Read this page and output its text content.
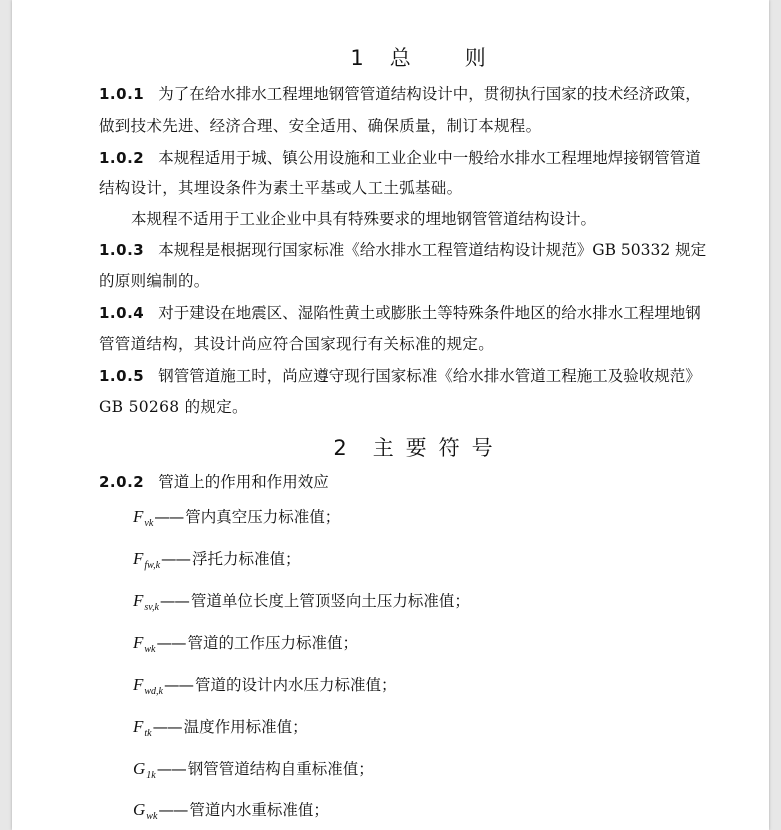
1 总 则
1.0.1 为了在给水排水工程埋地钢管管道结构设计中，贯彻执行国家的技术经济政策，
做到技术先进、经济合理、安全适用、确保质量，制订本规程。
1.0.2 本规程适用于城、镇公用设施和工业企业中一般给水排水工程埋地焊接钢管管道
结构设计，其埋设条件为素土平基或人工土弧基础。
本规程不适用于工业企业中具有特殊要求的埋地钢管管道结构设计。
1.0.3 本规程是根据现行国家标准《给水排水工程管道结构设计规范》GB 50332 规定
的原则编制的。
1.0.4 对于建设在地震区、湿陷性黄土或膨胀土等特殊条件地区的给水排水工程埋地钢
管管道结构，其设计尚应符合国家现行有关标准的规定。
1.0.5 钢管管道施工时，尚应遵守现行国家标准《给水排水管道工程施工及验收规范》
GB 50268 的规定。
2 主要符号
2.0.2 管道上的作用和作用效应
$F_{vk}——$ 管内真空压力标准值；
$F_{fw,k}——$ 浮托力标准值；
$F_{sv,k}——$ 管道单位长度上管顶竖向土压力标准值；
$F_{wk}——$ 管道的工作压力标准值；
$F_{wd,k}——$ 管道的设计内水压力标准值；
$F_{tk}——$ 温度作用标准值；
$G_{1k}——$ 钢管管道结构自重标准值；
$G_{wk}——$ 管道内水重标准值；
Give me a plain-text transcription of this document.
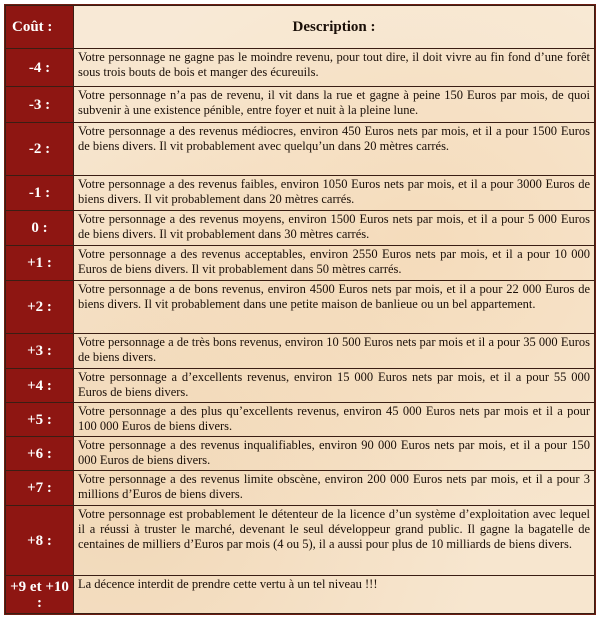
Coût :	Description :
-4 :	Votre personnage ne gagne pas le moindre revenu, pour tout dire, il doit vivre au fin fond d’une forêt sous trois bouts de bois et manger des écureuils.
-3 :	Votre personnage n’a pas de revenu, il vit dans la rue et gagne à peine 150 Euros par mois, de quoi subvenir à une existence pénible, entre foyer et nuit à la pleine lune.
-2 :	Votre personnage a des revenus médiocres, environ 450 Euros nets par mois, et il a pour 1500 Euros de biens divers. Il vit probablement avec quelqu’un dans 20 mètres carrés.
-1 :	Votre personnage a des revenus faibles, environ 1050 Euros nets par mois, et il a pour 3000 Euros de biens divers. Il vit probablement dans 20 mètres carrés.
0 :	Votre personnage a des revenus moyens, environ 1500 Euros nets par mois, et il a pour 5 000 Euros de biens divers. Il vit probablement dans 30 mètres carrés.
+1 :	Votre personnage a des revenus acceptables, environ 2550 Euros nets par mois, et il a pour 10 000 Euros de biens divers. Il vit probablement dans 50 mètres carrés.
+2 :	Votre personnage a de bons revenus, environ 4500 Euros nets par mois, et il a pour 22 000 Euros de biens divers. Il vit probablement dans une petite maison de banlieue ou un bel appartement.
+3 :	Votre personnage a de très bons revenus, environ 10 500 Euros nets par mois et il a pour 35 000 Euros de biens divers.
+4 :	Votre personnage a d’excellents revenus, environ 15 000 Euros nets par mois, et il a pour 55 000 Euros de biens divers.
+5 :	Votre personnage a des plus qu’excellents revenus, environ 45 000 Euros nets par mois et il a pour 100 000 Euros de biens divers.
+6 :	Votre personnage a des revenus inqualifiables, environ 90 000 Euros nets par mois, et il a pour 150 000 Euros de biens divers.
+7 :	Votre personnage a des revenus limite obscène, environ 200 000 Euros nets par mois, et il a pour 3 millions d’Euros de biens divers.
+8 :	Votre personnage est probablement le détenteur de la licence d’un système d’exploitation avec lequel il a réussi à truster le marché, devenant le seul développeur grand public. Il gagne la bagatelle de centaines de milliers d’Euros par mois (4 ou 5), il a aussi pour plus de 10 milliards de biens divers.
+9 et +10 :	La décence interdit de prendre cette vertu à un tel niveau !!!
*****
* Task brief: Each line of the data is to be duplicated exactly; pictures stay out of the copy.

* Right answer:
Read this page and output its text content.
1 总 则
1.0.1 为了在给水排水工程埋地钢管管道结构设计中，贯彻执行国家的技术经济政策，
做到技术先进、经济合理、安全适用、确保质量，制订本规程。
1.0.2 本规程适用于城、镇公用设施和工业企业中一般给水排水工程埋地焊接钢管管道
结构设计，其埋设条件为素土平基或人工土弧基础。
本规程不适用于工业企业中具有特殊要求的埋地钢管管道结构设计。
1.0.3 本规程是根据现行国家标准《给水排水工程管道结构设计规范》GB 50332 规定
的原则编制的。
1.0.4 对于建设在地震区、湿陷性黄土或膨胀土等特殊条件地区的给水排水工程埋地钢
管管道结构，其设计尚应符合国家现行有关标准的规定。
1.0.5 钢管管道施工时，尚应遵守现行国家标准《给水排水管道工程施工及验收规范》
GB 50268 的规定。
2 主要符号
2.0.2 管道上的作用和作用效应
$F_{vk}——$ 管内真空压力标准值；
$F_{fw,k}——$ 浮托力标准值；
$F_{sv,k}——$ 管道单位长度上管顶竖向土压力标准值；
$F_{wk}——$ 管道的工作压力标准值；
$F_{wd,k}——$ 管道的设计内水压力标准值；
$F_{tk}——$ 温度作用标准值；
$G_{1k}——$ 钢管管道结构自重标准值；
$G_{wk}——$ 管道内水重标准值；
Give me a plain-text transcription of this document.
Coût :	Description :
-4 :	Votre personnage ne gagne pas le moindre revenu, pour tout dire, il doit vivre au fin fond d’une forêt sous trois bouts de bois et manger des écureuils.
-3 :	Votre personnage n’a pas de revenu, il vit dans la rue et gagne à peine 150 Euros par mois, de quoi subvenir à une existence pénible, entre foyer et nuit à la pleine lune.
-2 :	Votre personnage a des revenus médiocres, environ 450 Euros nets par mois, et il a pour 1500 Euros de biens divers. Il vit probablement avec quelqu’un dans 20 mètres carrés.
-1 :	Votre personnage a des revenus faibles, environ 1050 Euros nets par mois, et il a pour 3000 Euros de biens divers. Il vit probablement dans 20 mètres carrés.
0 :	Votre personnage a des revenus moyens, environ 1500 Euros nets par mois, et il a pour 5 000 Euros de biens divers. Il vit probablement dans 30 mètres carrés.
+1 :	Votre personnage a des revenus acceptables, environ 2550 Euros nets par mois, et il a pour 10 000 Euros de biens divers. Il vit probablement dans 50 mètres carrés.
+2 :	Votre personnage a de bons revenus, environ 4500 Euros nets par mois, et il a pour 22 000 Euros de biens divers. Il vit probablement dans une petite maison de banlieue ou un bel appartement.
+3 :	Votre personnage a de très bons revenus, environ 10 500 Euros nets par mois et il a pour 35 000 Euros de biens divers.
+4 :	Votre personnage a d’excellents revenus, environ 15 000 Euros nets par mois, et il a pour 55 000 Euros de biens divers.
+5 :	Votre personnage a des plus qu’excellents revenus, environ 45 000 Euros nets par mois et il a pour 100 000 Euros de biens divers.
+6 :	Votre personnage a des revenus inqualifiables, environ 90 000 Euros nets par mois, et il a pour 150 000 Euros de biens divers.
+7 :	Votre personnage a des revenus limite obscène, environ 200 000 Euros nets par mois, et il a pour 3 millions d’Euros de biens divers.
+8 :	Votre personnage est probablement le détenteur de la licence d’un système d’exploitation avec lequel il a réussi à truster le marché, devenant le seul développeur grand public. Il gagne la bagatelle de centaines de milliers d’Euros par mois (4 ou 5), il a aussi pour plus de 10 milliards de biens divers.
+9 et +10 :	La décence interdit de prendre cette vertu à un tel niveau !!!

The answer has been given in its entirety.